=== WHAT THE EXERCISE ASKS ===
Restate the records in their entirety, word for word.

+++ TASK MATERIAL

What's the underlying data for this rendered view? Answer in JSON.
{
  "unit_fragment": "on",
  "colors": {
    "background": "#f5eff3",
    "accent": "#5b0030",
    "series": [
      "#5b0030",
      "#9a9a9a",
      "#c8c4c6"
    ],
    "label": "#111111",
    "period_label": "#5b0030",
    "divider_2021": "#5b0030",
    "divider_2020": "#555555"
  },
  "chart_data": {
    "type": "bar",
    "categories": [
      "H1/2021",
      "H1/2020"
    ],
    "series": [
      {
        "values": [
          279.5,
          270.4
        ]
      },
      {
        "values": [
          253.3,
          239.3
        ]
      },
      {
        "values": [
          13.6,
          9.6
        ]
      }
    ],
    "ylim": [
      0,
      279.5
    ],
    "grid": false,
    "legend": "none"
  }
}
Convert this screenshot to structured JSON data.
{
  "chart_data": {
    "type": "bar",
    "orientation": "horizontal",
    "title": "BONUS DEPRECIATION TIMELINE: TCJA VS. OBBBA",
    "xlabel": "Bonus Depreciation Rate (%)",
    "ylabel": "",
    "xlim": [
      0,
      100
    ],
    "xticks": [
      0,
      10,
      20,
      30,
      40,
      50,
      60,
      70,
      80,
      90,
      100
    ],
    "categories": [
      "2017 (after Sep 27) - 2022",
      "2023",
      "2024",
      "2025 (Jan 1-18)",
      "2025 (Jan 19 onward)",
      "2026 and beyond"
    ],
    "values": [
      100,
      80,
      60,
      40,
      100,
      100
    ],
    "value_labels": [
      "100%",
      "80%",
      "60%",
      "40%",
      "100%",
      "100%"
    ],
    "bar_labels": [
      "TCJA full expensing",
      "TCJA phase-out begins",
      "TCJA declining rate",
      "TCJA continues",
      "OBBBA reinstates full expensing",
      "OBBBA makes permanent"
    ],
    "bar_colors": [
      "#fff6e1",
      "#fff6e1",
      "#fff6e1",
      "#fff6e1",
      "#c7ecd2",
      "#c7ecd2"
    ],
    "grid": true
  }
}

++++++

=== SOLUTION TO THE PROBLEM ===
What's the underlying data for this rendered view? Answer in JSON.
{
  "unit_fragment": "on",
  "colors": {
    "background": "#f5eff3",
    "accent": "#5b0030",
    "series": [
      "#5b0030",
      "#9a9a9a",
      "#c8c4c6"
    ],
    "label": "#111111",
    "period_label": "#5b0030",
    "divider_2021": "#5b0030",
    "divider_2020": "#555555"
  },
  "chart_data": {
    "type": "bar",
    "categories": [
      "H1/2021",
      "H1/2020"
    ],
    "series": [
      {
        "values": [
          279.5,
          270.4
        ]
      },
      {
        "values": [
          253.3,
          239.3
        ]
      },
      {
        "values": [
          13.6,
          9.6
        ]
      }
    ],
    "ylim": [
      0,
      279.5
    ],
    "grid": false,
    "legend": "none"
  }
}
Convert this screenshot to structured JSON data.
{
  "chart_data": {
    "type": "bar",
    "orientation": "horizontal",
    "title": "BONUS DEPRECIATION TIMELINE: TCJA VS. OBBBA",
    "xlabel": "Bonus Depreciation Rate (%)",
    "ylabel": "",
    "xlim": [
      0,
      100
    ],
    "xticks": [
      0,
      10,
      20,
      30,
      40,
      50,
      60,
      70,
      80,
      90,
      100
    ],
    "categories": [
      "2017 (after Sep 27) - 2022",
      "2023",
      "2024",
      "2025 (Jan 1-18)",
      "2025 (Jan 19 onward)",
      "2026 and beyond"
    ],
    "values": [
      100,
      80,
      60,
      40,
      100,
      100
    ],
    "value_labels": [
      "100%",
      "80%",
      "60%",
      "40%",
      "100%",
      "100%"
    ],
    "bar_labels": [
      "TCJA full expensing",
      "TCJA phase-out begins",
      "TCJA declining rate",
      "TCJA continues",
      "OBBBA reinstates full expensing",
      "OBBBA makes permanent"
    ],
    "bar_colors": [
      "#fff6e1",
      "#fff6e1",
      "#fff6e1",
      "#fff6e1",
      "#c7ecd2",
      "#c7ecd2"
    ],
    "grid": true
  }
}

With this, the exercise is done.